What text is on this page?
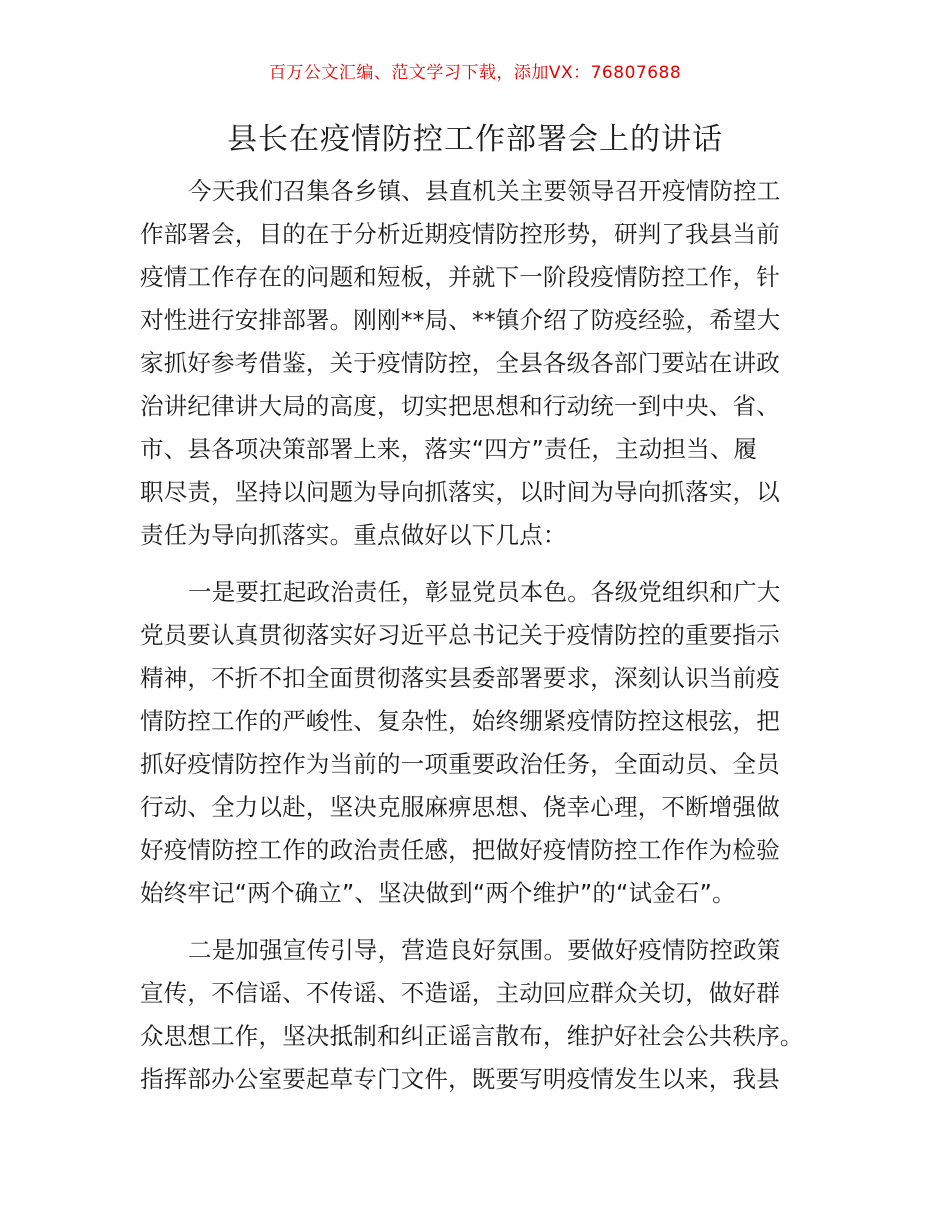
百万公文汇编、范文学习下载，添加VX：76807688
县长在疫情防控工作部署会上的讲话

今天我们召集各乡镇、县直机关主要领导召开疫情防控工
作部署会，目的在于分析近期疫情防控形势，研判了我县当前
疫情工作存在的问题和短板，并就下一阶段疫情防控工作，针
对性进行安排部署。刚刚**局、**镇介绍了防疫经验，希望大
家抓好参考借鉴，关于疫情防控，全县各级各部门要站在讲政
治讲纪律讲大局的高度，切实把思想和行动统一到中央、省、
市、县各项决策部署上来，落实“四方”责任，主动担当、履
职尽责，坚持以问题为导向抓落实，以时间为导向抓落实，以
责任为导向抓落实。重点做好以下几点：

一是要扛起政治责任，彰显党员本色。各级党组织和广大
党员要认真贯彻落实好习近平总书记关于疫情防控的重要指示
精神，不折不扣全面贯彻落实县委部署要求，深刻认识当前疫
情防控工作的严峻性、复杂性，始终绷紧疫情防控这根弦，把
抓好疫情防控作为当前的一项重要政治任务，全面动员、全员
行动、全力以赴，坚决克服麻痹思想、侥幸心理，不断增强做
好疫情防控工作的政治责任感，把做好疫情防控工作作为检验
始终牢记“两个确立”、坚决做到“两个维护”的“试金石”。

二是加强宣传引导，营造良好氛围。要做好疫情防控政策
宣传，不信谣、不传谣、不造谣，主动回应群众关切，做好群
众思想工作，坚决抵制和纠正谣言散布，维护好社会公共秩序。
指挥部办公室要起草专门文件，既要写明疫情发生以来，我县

———

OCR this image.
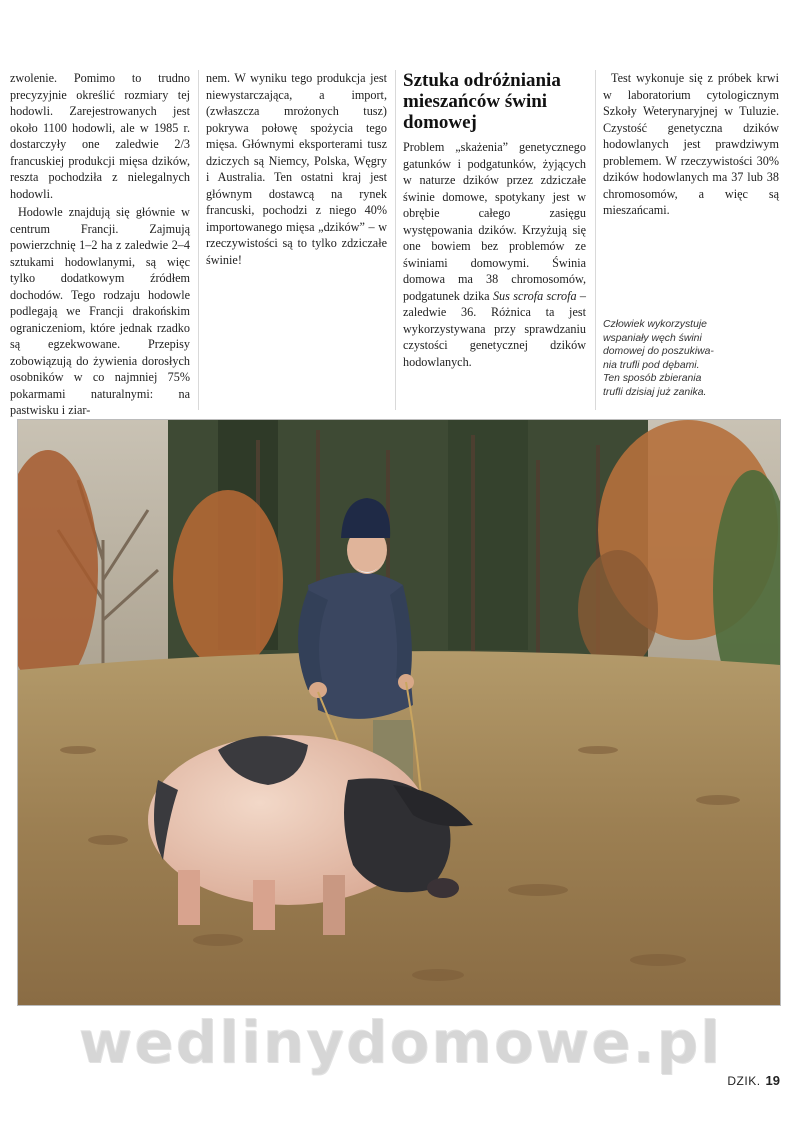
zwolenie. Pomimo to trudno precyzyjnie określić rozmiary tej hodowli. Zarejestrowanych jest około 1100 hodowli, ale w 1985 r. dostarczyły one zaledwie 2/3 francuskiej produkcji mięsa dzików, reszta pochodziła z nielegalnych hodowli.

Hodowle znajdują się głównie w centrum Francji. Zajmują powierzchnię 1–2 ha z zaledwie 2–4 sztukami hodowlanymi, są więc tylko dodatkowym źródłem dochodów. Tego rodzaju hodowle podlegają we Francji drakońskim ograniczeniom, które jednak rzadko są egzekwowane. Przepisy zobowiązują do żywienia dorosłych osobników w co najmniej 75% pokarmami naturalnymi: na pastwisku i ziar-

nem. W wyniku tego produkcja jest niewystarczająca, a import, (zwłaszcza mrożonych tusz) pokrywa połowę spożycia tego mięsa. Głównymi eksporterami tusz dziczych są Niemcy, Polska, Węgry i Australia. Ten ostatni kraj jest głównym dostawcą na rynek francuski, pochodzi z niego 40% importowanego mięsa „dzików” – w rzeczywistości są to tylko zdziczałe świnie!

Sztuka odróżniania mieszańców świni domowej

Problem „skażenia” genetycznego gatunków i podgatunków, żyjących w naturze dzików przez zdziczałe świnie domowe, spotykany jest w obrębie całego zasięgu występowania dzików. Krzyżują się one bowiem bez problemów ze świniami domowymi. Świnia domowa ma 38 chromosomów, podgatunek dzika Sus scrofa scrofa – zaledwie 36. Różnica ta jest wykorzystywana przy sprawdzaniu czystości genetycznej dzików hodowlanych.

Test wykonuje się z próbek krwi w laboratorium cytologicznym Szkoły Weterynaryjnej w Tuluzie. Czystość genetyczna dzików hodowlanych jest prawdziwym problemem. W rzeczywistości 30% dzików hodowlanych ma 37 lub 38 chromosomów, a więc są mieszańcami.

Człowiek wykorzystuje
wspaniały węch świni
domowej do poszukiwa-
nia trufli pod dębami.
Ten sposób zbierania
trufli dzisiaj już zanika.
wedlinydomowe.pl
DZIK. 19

———

What is the number of lines in the records that contain "chromosomów"? Give that number only.

2